**Short problem**. Write the material out again exactly.

**Records supplied**.
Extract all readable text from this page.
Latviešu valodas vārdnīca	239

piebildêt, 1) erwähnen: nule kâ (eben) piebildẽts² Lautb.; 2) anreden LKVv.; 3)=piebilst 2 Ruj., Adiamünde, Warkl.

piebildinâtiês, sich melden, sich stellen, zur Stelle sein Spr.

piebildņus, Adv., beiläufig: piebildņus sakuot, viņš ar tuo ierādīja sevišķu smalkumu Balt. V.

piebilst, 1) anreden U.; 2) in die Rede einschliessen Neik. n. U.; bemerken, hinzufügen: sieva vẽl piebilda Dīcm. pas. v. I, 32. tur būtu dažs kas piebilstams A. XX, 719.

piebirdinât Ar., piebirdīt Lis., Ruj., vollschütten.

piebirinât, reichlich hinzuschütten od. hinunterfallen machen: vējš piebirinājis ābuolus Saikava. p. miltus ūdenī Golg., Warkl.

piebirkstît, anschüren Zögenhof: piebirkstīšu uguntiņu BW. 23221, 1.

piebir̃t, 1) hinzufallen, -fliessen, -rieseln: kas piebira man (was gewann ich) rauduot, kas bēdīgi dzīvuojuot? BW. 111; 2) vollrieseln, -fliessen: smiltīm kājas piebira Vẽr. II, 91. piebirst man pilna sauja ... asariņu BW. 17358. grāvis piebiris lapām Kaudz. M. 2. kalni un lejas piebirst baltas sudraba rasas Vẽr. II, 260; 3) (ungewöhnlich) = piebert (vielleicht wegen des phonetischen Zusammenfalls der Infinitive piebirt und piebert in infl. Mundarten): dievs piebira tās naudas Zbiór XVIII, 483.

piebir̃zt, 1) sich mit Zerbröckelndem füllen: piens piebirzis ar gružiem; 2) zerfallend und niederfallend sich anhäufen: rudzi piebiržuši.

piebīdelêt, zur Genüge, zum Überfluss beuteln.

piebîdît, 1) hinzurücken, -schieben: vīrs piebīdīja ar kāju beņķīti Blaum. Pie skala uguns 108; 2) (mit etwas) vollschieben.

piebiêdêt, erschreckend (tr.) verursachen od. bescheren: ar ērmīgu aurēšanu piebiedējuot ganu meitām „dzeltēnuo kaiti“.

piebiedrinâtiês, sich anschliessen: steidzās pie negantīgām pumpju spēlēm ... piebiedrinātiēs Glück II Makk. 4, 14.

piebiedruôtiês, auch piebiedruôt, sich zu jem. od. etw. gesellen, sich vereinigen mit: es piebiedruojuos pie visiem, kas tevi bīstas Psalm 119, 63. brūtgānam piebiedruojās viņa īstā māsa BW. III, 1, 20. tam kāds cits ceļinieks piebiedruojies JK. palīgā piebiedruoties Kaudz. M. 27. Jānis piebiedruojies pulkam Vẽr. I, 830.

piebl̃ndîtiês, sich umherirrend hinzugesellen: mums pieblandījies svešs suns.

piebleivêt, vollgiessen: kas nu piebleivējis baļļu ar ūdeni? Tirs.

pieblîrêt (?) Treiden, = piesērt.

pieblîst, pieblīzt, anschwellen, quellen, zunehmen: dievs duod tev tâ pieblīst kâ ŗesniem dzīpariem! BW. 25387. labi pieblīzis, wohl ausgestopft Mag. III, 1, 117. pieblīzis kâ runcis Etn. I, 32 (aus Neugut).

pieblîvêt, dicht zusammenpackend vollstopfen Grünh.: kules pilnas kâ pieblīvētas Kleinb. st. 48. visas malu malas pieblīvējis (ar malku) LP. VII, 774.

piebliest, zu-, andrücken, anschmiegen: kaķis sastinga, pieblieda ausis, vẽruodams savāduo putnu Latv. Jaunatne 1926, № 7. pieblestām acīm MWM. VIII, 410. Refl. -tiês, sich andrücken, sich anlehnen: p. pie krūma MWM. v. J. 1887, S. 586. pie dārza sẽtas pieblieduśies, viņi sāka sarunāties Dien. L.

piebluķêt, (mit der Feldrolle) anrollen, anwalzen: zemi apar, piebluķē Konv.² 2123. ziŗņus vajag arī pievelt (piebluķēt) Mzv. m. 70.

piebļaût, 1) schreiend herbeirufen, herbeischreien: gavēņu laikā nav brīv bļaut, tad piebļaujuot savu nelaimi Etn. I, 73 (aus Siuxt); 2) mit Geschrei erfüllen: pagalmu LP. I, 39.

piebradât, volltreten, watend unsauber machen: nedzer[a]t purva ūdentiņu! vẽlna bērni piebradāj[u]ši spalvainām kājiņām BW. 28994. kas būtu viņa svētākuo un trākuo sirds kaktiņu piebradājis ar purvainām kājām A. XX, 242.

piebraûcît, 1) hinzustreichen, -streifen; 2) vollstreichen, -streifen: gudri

**Answer for the task**.
Extract all readable text from this page.
Latviešu valodas vārdnīca	239

piebildêt, 1) erwähnen: nule kâ (eben) piebildẽts² Lautb.; 2) anreden LKVv.; 3)=piebilst 2 Ruj., Adiamünde, Warkl.

piebildinâtiês, sich melden, sich stellen, zur Stelle sein Spr.

piebildņus, Adv., beiläufig: piebildņus sakuot, viņš ar tuo ierādīja sevišķu smalkumu Balt. V.

piebilst, 1) anreden U.; 2) in die Rede einschliessen Neik. n. U.; bemerken, hinzufügen: sieva vẽl piebilda Dīcm. pas. v. I, 32. tur būtu dažs kas piebilstams A. XX, 719.

piebirdinât Ar., piebirdīt Lis., Ruj., vollschütten.

piebirinât, reichlich hinzuschütten od. hinunterfallen machen: vējš piebirinājis ābuolus Saikava. p. miltus ūdenī Golg., Warkl.

piebirkstît, anschüren Zögenhof: piebirkstīšu uguntiņu BW. 23221, 1.

piebir̃t, 1) hinzufallen, -fliessen, -rieseln: kas piebira man (was gewann ich) rauduot, kas bēdīgi dzīvuojuot? BW. 111; 2) vollrieseln, -fliessen: smiltīm kājas piebira Vẽr. II, 91. piebirst man pilna sauja ... asariņu BW. 17358. grāvis piebiris lapām Kaudz. M. 2. kalni un lejas piebirst baltas sudraba rasas Vẽr. II, 260; 3) (ungewöhnlich) = piebert (vielleicht wegen des phonetischen Zusammenfalls der Infinitive piebirt und piebert in infl. Mundarten): dievs piebira tās naudas Zbiór XVIII, 483.

piebir̃zt, 1) sich mit Zerbröckelndem füllen: piens piebirzis ar gružiem; 2) zerfallend und niederfallend sich anhäufen: rudzi piebiržuši.

piebīdelêt, zur Genüge, zum Überfluss beuteln.

piebîdît, 1) hinzurücken, -schieben: vīrs piebīdīja ar kāju beņķīti Blaum. Pie skala uguns 108; 2) (mit etwas) vollschieben.

piebiêdêt, erschreckend (tr.) verursachen od. bescheren: ar ērmīgu aurēšanu piebiedējuot ganu meitām „dzeltēnuo kaiti“.

piebiedrinâtiês, sich anschliessen: steidzās pie negantīgām pumpju spēlēm ... piebiedrinātiēs Glück II Makk. 4, 14.

piebiedruôtiês, auch piebiedruôt, sich zu jem. od. etw. gesellen, sich vereinigen mit: es piebiedruojuos pie visiem, kas tevi bīstas Psalm 119, 63. brūtgānam piebiedruojās viņa īstā māsa BW. III, 1, 20. tam kāds cits ceļinieks piebiedruojies JK. palīgā piebiedruoties Kaudz. M. 27. Jānis piebiedruojies pulkam Vẽr. I, 830.

piebl̃ndîtiês, sich umherirrend hinzugesellen: mums pieblandījies svešs suns.

piebleivêt, vollgiessen: kas nu piebleivējis baļļu ar ūdeni? Tirs.

pieblîrêt (?) Treiden, = piesērt.

pieblîst, pieblīzt, anschwellen, quellen, zunehmen: dievs duod tev tâ pieblīst kâ ŗesniem dzīpariem! BW. 25387. labi pieblīzis, wohl ausgestopft Mag. III, 1, 117. pieblīzis kâ runcis Etn. I, 32 (aus Neugut).

pieblîvêt, dicht zusammenpackend vollstopfen Grünh.: kules pilnas kâ pieblīvētas Kleinb. st. 48. visas malu malas pieblīvējis (ar malku) LP. VII, 774.

piebliest, zu-, andrücken, anschmiegen: kaķis sastinga, pieblieda ausis, vẽruodams savāduo putnu Latv. Jaunatne 1926, № 7. pieblestām acīm MWM. VIII, 410. Refl. -tiês, sich andrücken, sich anlehnen: p. pie krūma MWM. v. J. 1887, S. 586. pie dārza sẽtas pieblieduśies, viņi sāka sarunāties Dien. L.

piebluķêt, (mit der Feldrolle) anrollen, anwalzen: zemi apar, piebluķē Konv.² 2123. ziŗņus vajag arī pievelt (piebluķēt) Mzv. m. 70.

piebļaût, 1) schreiend herbeirufen, herbeischreien: gavēņu laikā nav brīv bļaut, tad piebļaujuot savu nelaimi Etn. I, 73 (aus Siuxt); 2) mit Geschrei erfüllen: pagalmu LP. I, 39.

piebradât, volltreten, watend unsauber machen: nedzer[a]t purva ūdentiņu! vẽlna bērni piebradāj[u]ši spalvainām kājiņām BW. 28994. kas būtu viņa svētākuo un trākuo sirds kaktiņu piebradājis ar purvainām kājām A. XX, 242.

piebraûcît, 1) hinzustreichen, -streifen; 2) vollstreichen, -streifen: gudri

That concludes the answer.